DIRECTIONS:
Count how many lines in the data hold the word "JSON", and give that number alone.

RECORDED INFORMATION:
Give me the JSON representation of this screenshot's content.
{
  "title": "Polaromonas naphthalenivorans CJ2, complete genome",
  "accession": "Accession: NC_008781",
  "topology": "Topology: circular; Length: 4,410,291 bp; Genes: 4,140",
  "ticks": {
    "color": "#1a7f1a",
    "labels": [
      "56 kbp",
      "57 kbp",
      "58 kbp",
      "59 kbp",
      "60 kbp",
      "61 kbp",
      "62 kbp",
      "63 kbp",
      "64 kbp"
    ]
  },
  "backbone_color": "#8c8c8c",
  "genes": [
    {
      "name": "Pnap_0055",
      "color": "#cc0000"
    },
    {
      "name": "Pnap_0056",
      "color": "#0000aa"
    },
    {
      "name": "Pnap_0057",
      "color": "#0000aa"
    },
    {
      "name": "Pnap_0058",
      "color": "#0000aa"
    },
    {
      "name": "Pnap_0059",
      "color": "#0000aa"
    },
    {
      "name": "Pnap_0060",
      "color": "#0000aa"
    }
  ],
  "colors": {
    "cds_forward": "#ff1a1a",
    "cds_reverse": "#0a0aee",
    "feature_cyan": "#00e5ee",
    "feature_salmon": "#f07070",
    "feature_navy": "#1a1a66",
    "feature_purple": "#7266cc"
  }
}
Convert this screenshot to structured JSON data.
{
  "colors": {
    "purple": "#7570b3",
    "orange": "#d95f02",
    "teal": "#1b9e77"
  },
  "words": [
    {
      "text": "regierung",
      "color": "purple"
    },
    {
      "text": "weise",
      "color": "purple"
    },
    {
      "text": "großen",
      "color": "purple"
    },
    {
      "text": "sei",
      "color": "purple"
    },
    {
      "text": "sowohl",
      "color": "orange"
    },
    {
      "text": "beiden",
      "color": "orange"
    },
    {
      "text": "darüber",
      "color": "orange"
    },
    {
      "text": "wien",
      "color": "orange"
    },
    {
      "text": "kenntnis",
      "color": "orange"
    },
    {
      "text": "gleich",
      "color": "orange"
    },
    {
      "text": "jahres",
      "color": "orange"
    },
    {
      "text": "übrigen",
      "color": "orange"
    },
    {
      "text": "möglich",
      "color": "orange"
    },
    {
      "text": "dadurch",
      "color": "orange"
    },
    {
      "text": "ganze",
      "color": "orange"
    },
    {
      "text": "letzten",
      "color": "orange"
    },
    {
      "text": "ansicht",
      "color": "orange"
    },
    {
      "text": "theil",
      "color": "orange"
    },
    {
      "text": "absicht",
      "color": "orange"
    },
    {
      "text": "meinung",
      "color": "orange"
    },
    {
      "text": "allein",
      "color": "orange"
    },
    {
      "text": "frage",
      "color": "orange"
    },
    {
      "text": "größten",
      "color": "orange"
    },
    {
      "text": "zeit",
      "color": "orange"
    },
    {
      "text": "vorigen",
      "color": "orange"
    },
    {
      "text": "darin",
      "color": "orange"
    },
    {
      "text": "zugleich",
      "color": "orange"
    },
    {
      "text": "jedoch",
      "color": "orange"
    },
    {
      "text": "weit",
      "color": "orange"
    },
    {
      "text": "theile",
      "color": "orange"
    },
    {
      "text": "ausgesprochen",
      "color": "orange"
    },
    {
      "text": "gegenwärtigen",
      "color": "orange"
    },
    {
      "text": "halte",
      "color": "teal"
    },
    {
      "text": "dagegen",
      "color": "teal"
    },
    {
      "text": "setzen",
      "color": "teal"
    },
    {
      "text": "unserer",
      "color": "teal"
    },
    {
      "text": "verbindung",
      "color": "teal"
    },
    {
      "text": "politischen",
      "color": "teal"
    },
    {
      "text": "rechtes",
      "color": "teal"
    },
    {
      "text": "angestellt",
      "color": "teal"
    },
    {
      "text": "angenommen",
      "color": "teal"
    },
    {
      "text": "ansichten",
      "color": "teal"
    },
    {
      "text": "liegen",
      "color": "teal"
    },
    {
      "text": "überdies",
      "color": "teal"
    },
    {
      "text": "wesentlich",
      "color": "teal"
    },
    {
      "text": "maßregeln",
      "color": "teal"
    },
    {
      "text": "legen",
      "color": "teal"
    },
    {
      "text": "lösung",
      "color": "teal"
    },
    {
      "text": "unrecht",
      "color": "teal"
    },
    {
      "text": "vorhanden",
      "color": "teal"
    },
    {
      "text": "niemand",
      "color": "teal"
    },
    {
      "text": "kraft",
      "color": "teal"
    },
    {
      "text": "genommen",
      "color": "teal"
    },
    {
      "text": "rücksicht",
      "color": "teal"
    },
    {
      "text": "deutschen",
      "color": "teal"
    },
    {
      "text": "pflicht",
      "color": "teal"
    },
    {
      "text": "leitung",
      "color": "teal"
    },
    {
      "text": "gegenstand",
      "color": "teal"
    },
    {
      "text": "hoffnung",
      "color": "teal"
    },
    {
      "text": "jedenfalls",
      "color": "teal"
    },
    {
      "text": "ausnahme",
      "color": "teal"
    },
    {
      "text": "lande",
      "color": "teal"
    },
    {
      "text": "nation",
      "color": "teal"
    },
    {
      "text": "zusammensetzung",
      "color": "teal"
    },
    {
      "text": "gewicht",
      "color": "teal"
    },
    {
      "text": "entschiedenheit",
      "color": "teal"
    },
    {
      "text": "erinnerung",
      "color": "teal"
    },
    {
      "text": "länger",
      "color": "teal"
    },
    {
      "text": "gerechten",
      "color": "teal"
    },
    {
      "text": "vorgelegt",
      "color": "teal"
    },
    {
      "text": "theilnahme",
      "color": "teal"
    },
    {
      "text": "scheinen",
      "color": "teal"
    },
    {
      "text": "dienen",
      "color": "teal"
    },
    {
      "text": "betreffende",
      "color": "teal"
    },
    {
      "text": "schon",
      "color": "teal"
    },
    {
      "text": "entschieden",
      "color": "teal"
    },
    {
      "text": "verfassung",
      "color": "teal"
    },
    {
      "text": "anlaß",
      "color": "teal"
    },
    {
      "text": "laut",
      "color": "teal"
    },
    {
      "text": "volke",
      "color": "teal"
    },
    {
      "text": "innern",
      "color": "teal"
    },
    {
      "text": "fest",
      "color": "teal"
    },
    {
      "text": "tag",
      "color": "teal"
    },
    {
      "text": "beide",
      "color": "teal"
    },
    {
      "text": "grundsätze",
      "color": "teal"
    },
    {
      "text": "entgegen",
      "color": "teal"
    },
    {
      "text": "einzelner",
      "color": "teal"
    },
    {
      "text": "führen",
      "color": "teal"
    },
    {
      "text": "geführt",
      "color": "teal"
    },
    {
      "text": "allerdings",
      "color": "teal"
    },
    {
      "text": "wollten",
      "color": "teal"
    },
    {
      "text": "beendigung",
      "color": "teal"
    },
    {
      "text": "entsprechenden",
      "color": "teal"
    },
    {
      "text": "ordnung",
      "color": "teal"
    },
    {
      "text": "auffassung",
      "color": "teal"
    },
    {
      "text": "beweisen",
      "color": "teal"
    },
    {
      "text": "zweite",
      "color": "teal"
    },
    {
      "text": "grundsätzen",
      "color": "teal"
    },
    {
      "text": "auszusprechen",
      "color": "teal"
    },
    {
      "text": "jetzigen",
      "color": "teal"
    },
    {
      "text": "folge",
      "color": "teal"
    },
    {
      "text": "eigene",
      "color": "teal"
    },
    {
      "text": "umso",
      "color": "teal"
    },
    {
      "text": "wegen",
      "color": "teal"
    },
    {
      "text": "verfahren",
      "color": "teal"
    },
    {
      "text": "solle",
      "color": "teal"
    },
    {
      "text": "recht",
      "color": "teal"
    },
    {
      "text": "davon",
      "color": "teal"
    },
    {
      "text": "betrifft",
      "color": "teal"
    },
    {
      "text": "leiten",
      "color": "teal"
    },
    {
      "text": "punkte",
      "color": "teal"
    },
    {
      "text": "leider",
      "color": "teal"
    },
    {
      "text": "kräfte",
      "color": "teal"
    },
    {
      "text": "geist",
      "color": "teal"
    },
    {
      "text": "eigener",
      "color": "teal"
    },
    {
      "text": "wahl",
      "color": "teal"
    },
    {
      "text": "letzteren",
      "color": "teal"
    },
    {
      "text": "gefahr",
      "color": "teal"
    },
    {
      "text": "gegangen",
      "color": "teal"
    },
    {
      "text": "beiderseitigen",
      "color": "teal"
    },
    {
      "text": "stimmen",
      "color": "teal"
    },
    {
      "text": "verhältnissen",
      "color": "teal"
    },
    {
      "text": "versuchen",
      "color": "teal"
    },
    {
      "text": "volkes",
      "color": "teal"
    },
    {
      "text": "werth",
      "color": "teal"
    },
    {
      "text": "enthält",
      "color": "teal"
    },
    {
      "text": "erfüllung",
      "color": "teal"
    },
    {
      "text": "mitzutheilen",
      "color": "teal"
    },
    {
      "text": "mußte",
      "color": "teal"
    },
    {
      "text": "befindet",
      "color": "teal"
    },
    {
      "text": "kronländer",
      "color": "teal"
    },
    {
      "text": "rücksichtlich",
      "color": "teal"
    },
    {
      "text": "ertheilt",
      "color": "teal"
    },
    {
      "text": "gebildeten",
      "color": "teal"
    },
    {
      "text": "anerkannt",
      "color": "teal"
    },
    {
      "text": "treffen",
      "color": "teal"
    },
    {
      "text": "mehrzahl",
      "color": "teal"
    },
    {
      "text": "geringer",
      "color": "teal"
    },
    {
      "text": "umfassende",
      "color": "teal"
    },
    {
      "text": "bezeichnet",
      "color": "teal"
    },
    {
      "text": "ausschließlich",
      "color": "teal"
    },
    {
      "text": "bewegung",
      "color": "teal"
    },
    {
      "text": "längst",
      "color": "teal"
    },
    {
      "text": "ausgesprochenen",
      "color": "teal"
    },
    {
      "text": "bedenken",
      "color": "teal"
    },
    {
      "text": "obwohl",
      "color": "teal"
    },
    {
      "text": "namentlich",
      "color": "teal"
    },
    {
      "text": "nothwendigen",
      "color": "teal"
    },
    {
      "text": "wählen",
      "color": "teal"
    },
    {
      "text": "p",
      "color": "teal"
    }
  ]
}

RESPONSE TO THIS EXERCISE:
2